=== Your instructions ===
Every record should be repeated exactly, except that pictures are left out.

=== Input material ===
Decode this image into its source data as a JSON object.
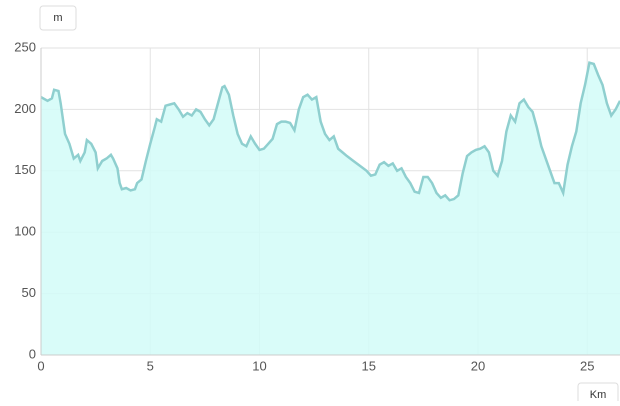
{
  "chart_data": {
    "type": "area",
    "x_label": "Km",
    "y_label": "m",
    "color": "#8fcfcf",
    "fill": "#d2fbf8",
    "grid": true,
    "xlim": [
      0,
      26.5
    ],
    "ylim": [
      0,
      250
    ],
    "xticks": [
      0,
      5,
      10,
      15,
      20,
      25
    ],
    "yticks": [
      0,
      50,
      100,
      150,
      200,
      250
    ],
    "x": [
      0,
      0.3,
      0.5,
      0.6,
      0.8,
      0.9,
      1.1,
      1.3,
      1.5,
      1.7,
      1.8,
      2.0,
      2.1,
      2.3,
      2.5,
      2.6,
      2.8,
      3.0,
      3.2,
      3.3,
      3.5,
      3.6,
      3.7,
      3.9,
      4.1,
      4.3,
      4.4,
      4.6,
      4.8,
      5.0,
      5.2,
      5.3,
      5.5,
      5.7,
      5.9,
      6.1,
      6.3,
      6.5,
      6.7,
      6.9,
      7.1,
      7.3,
      7.5,
      7.7,
      7.9,
      8.1,
      8.3,
      8.4,
      8.6,
      8.8,
      9.0,
      9.2,
      9.4,
      9.6,
      9.8,
      10.0,
      10.2,
      10.4,
      10.6,
      10.8,
      11.0,
      11.2,
      11.4,
      11.6,
      11.8,
      12.0,
      12.2,
      12.4,
      12.6,
      12.8,
      13.0,
      13.2,
      13.4,
      13.6,
      13.8,
      14.0,
      14.3,
      14.6,
      14.9,
      15.1,
      15.3,
      15.5,
      15.7,
      15.9,
      16.1,
      16.3,
      16.5,
      16.7,
      16.9,
      17.1,
      17.3,
      17.5,
      17.7,
      17.9,
      18.1,
      18.3,
      18.5,
      18.7,
      18.9,
      19.1,
      19.3,
      19.5,
      19.7,
      19.9,
      20.1,
      20.3,
      20.5,
      20.7,
      20.9,
      21.1,
      21.3,
      21.5,
      21.7,
      21.9,
      22.1,
      22.3,
      22.5,
      22.7,
      22.9,
      23.1,
      23.3,
      23.5,
      23.7,
      23.9,
      24.1,
      24.3,
      24.5,
      24.7,
      24.9,
      25.1,
      25.3,
      25.5,
      25.7,
      25.9,
      26.1,
      26.3,
      26.5
    ],
    "values": [
      210,
      207,
      209,
      216,
      215,
      205,
      180,
      172,
      160,
      163,
      158,
      165,
      175,
      172,
      165,
      152,
      158,
      160,
      163,
      160,
      152,
      140,
      135,
      136,
      134,
      135,
      140,
      143,
      158,
      172,
      185,
      192,
      190,
      203,
      204,
      205,
      200,
      194,
      197,
      195,
      200,
      198,
      192,
      187,
      192,
      205,
      218,
      219,
      212,
      195,
      180,
      172,
      170,
      178,
      172,
      167,
      168,
      172,
      176,
      188,
      190,
      190,
      189,
      183,
      200,
      210,
      212,
      208,
      210,
      190,
      180,
      175,
      178,
      168,
      165,
      162,
      158,
      154,
      150,
      146,
      147,
      155,
      157,
      154,
      156,
      150,
      152,
      145,
      140,
      133,
      132,
      145,
      145,
      140,
      132,
      128,
      130,
      126,
      127,
      130,
      148,
      162,
      165,
      167,
      168,
      170,
      165,
      150,
      146,
      158,
      182,
      195,
      190,
      205,
      208,
      202,
      198,
      185,
      170,
      160,
      150,
      140,
      140,
      132,
      155,
      170,
      182,
      205,
      220,
      238,
      237,
      228,
      220,
      205,
      195,
      200,
      207
    ]
  }
}
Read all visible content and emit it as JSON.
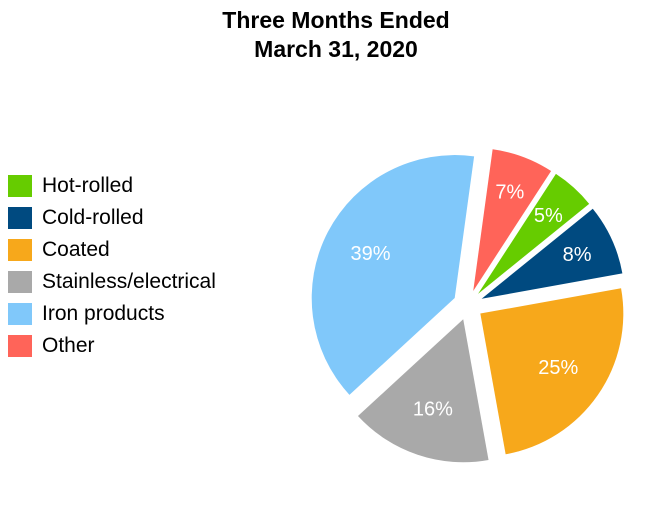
{
  "chart_data": {
    "type": "pie",
    "title": [
      "Three Months Ended",
      "March 31, 2020"
    ],
    "slices": [
      {
        "name": "Hot-rolled",
        "value": 5,
        "label": "5%",
        "color": "#66CC00"
      },
      {
        "name": "Cold-rolled",
        "value": 8,
        "label": "8%",
        "color": "#004A80"
      },
      {
        "name": "Coated",
        "value": 25,
        "label": "25%",
        "color": "#F7A81B"
      },
      {
        "name": "Stainless/electrical",
        "value": 16,
        "label": "16%",
        "color": "#A9A9A9"
      },
      {
        "name": "Iron products",
        "value": 39,
        "label": "39%",
        "color": "#80C8FA"
      },
      {
        "name": "Other",
        "value": 7,
        "label": "7%",
        "color": "#FF6459"
      }
    ],
    "legend": "left",
    "exploded": true
  }
}
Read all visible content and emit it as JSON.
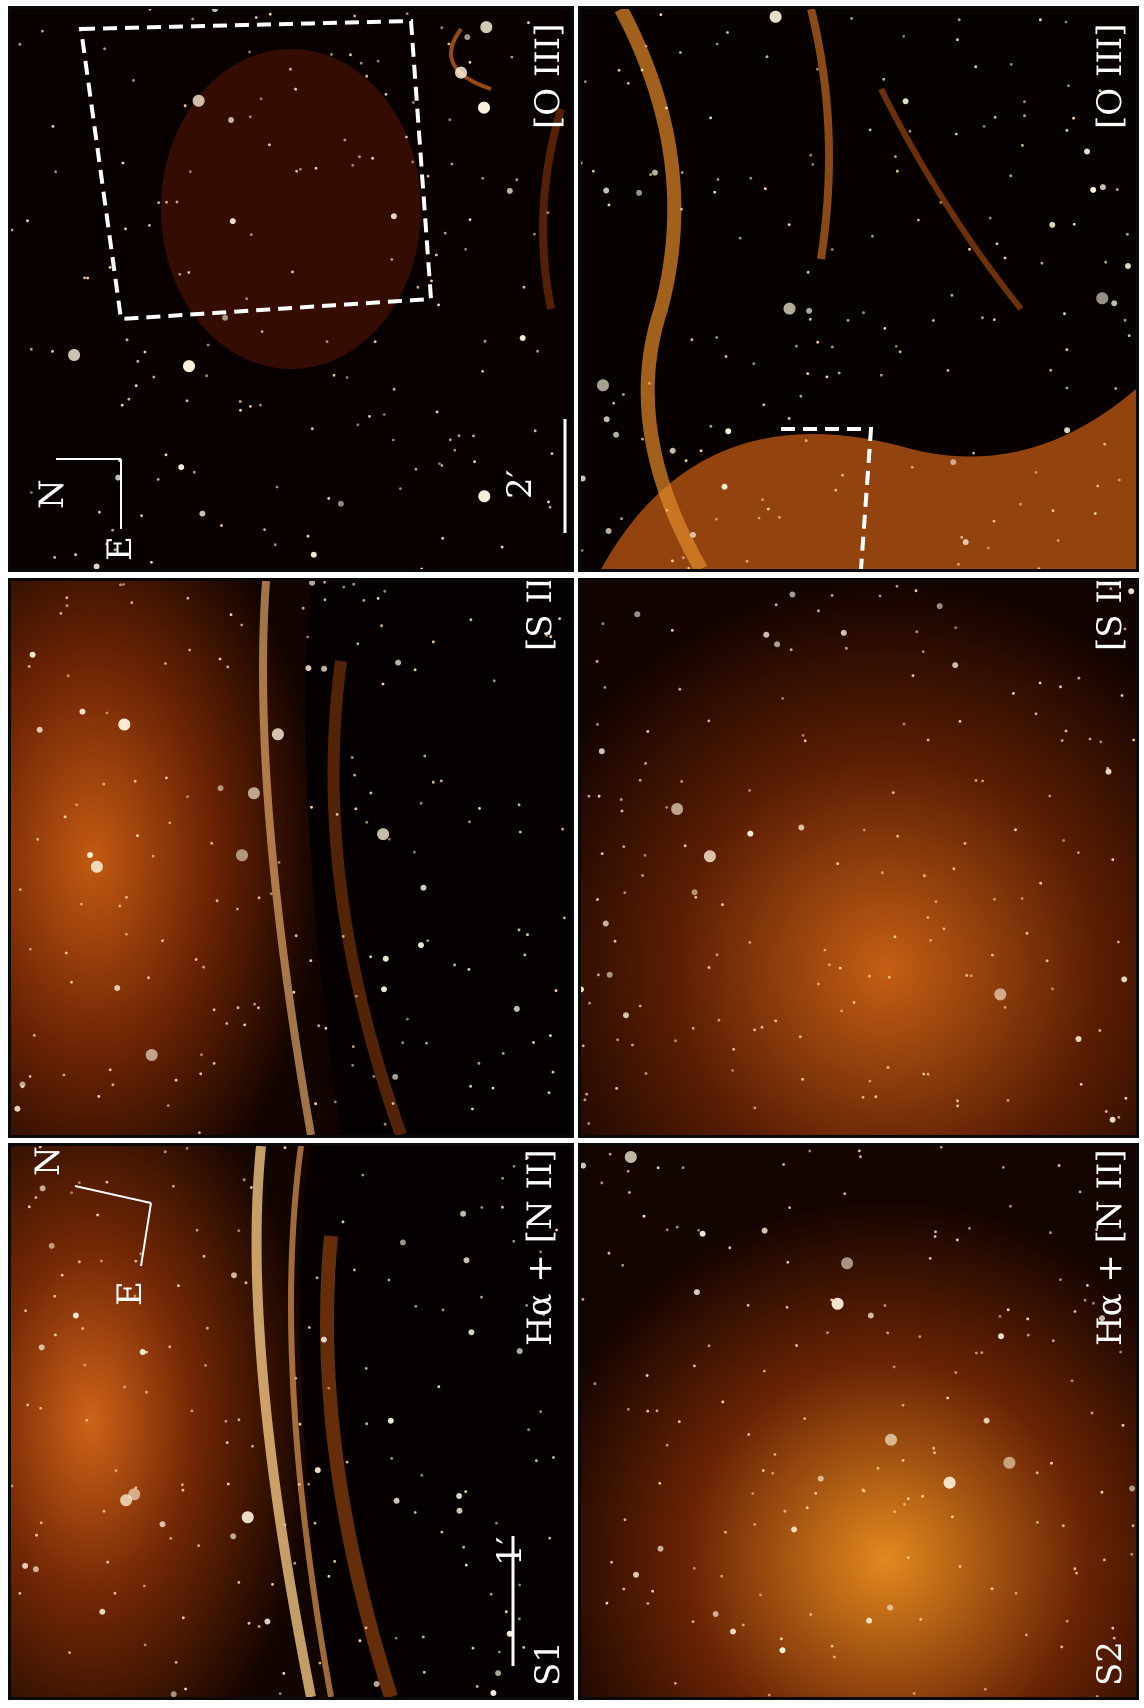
{
  "figure": {
    "field_labels": [
      "S1",
      "S2"
    ],
    "filters": [
      "Hα + [N II]",
      "[S II]",
      "[O III]"
    ],
    "scale_bars": [
      "1′",
      "2′"
    ],
    "compass": {
      "north": "N",
      "east": "E"
    }
  },
  "panels": [
    {
      "id": "s1-halpha",
      "field": "S1",
      "filter": "Hα + [N II]",
      "field_label": "S1",
      "filter_label": "Hα + [N II]",
      "scale_label": "1′",
      "compass": true
    },
    {
      "id": "s1-sii",
      "field": "S1",
      "filter": "[S II]",
      "filter_label": "[S II]"
    },
    {
      "id": "s1-oiii",
      "field": "S1",
      "filter": "[O III]",
      "filter_label": "[O III]",
      "scale_label": "2′",
      "compass": true
    },
    {
      "id": "s2-halpha",
      "field": "S2",
      "filter": "Hα + [N II]",
      "field_label": "S2",
      "filter_label": "Hα + [N II]"
    },
    {
      "id": "s2-sii",
      "field": "S2",
      "filter": "[S II]",
      "filter_label": "[S II]"
    },
    {
      "id": "s2-oiii",
      "field": "S2",
      "filter": "[O III]",
      "filter_label": "[O III]"
    }
  ],
  "colors": {
    "background": "#000000",
    "emission_low": "#5a1a00",
    "emission_high": "#ffb347",
    "annotation": "#ffffff"
  }
}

=== The response ===
Decode this image into its source data as a JSON object.
{
  "chart_data": {
    "type": "area",
    "x_label": "Km",
    "y_label": "m",
    "color": "#8fcfcf",
    "fill": "#d2fbf8",
    "grid": true,
    "xlim": [
      0,
      26.5
    ],
    "ylim": [
      0,
      250
    ],
    "xticks": [
      0,
      5,
      10,
      15,
      20,
      25
    ],
    "yticks": [
      0,
      50,
      100,
      150,
      200,
      250
    ],
    "x": [
      0,
      0.3,
      0.5,
      0.6,
      0.8,
      0.9,
      1.1,
      1.3,
      1.5,
      1.7,
      1.8,
      2.0,
      2.1,
      2.3,
      2.5,
      2.6,
      2.8,
      3.0,
      3.2,
      3.3,
      3.5,
      3.6,
      3.7,
      3.9,
      4.1,
      4.3,
      4.4,
      4.6,
      4.8,
      5.0,
      5.2,
      5.3,
      5.5,
      5.7,
      5.9,
      6.1,
      6.3,
      6.5,
      6.7,
      6.9,
      7.1,
      7.3,
      7.5,
      7.7,
      7.9,
      8.1,
      8.3,
      8.4,
      8.6,
      8.8,
      9.0,
      9.2,
      9.4,
      9.6,
      9.8,
      10.0,
      10.2,
      10.4,
      10.6,
      10.8,
      11.0,
      11.2,
      11.4,
      11.6,
      11.8,
      12.0,
      12.2,
      12.4,
      12.6,
      12.8,
      13.0,
      13.2,
      13.4,
      13.6,
      13.8,
      14.0,
      14.3,
      14.6,
      14.9,
      15.1,
      15.3,
      15.5,
      15.7,
      15.9,
      16.1,
      16.3,
      16.5,
      16.7,
      16.9,
      17.1,
      17.3,
      17.5,
      17.7,
      17.9,
      18.1,
      18.3,
      18.5,
      18.7,
      18.9,
      19.1,
      19.3,
      19.5,
      19.7,
      19.9,
      20.1,
      20.3,
      20.5,
      20.7,
      20.9,
      21.1,
      21.3,
      21.5,
      21.7,
      21.9,
      22.1,
      22.3,
      22.5,
      22.7,
      22.9,
      23.1,
      23.3,
      23.5,
      23.7,
      23.9,
      24.1,
      24.3,
      24.5,
      24.7,
      24.9,
      25.1,
      25.3,
      25.5,
      25.7,
      25.9,
      26.1,
      26.3,
      26.5
    ],
    "values": [
      210,
      207,
      209,
      216,
      215,
      205,
      180,
      172,
      160,
      163,
      158,
      165,
      175,
      172,
      165,
      152,
      158,
      160,
      163,
      160,
      152,
      140,
      135,
      136,
      134,
      135,
      140,
      143,
      158,
      172,
      185,
      192,
      190,
      203,
      204,
      205,
      200,
      194,
      197,
      195,
      200,
      198,
      192,
      187,
      192,
      205,
      218,
      219,
      212,
      195,
      180,
      172,
      170,
      178,
      172,
      167,
      168,
      172,
      176,
      188,
      190,
      190,
      189,
      183,
      200,
      210,
      212,
      208,
      210,
      190,
      180,
      175,
      178,
      168,
      165,
      162,
      158,
      154,
      150,
      146,
      147,
      155,
      157,
      154,
      156,
      150,
      152,
      145,
      140,
      133,
      132,
      145,
      145,
      140,
      132,
      128,
      130,
      126,
      127,
      130,
      148,
      162,
      165,
      167,
      168,
      170,
      165,
      150,
      146,
      158,
      182,
      195,
      190,
      205,
      208,
      202,
      198,
      185,
      170,
      160,
      150,
      140,
      140,
      132,
      155,
      170,
      182,
      205,
      220,
      238,
      237,
      228,
      220,
      205,
      195,
      200,
      207
    ]
  }
}
Read all visible content and emit it as JSON.
{
  "chart_data": {
    "type": "pie",
    "title": [
      "Three Months Ended",
      "March 31, 2020"
    ],
    "slices": [
      {
        "name": "Hot-rolled",
        "value": 5,
        "label": "5%",
        "color": "#66CC00"
      },
      {
        "name": "Cold-rolled",
        "value": 8,
        "label": "8%",
        "color": "#004A80"
      },
      {
        "name": "Coated",
        "value": 25,
        "label": "25%",
        "color": "#F7A81B"
      },
      {
        "name": "Stainless/electrical",
        "value": 16,
        "label": "16%",
        "color": "#A9A9A9"
      },
      {
        "name": "Iron products",
        "value": 39,
        "label": "39%",
        "color": "#80C8FA"
      },
      {
        "name": "Other",
        "value": 7,
        "label": "7%",
        "color": "#FF6459"
      }
    ],
    "legend": "left",
    "exploded": true
  }
}
Read all visible content and emit it as JSON.
{
  "figure": {
    "field_labels": [
      "S1",
      "S2"
    ],
    "filters": [
      "Hα + [N II]",
      "[S II]",
      "[O III]"
    ],
    "scale_bars": [
      "1′",
      "2′"
    ],
    "compass": {
      "north": "N",
      "east": "E"
    }
  },
  "panels": [
    {
      "id": "s1-halpha",
      "field": "S1",
      "filter": "Hα + [N II]",
      "field_label": "S1",
      "filter_label": "Hα + [N II]",
      "scale_label": "1′",
      "compass": true
    },
    {
      "id": "s1-sii",
      "field": "S1",
      "filter": "[S II]",
      "filter_label": "[S II]"
    },
    {
      "id": "s1-oiii",
      "field": "S1",
      "filter": "[O III]",
      "filter_label": "[O III]",
      "scale_label": "2′",
      "compass": true
    },
    {
      "id": "s2-halpha",
      "field": "S2",
      "filter": "Hα + [N II]",
      "field_label": "S2",
      "filter_label": "Hα + [N II]"
    },
    {
      "id": "s2-sii",
      "field": "S2",
      "filter": "[S II]",
      "filter_label": "[S II]"
    },
    {
      "id": "s2-oiii",
      "field": "S2",
      "filter": "[O III]",
      "filter_label": "[O III]"
    }
  ],
  "colors": {
    "background": "#000000",
    "emission_low": "#5a1a00",
    "emission_high": "#ffb347",
    "annotation": "#ffffff"
  }
}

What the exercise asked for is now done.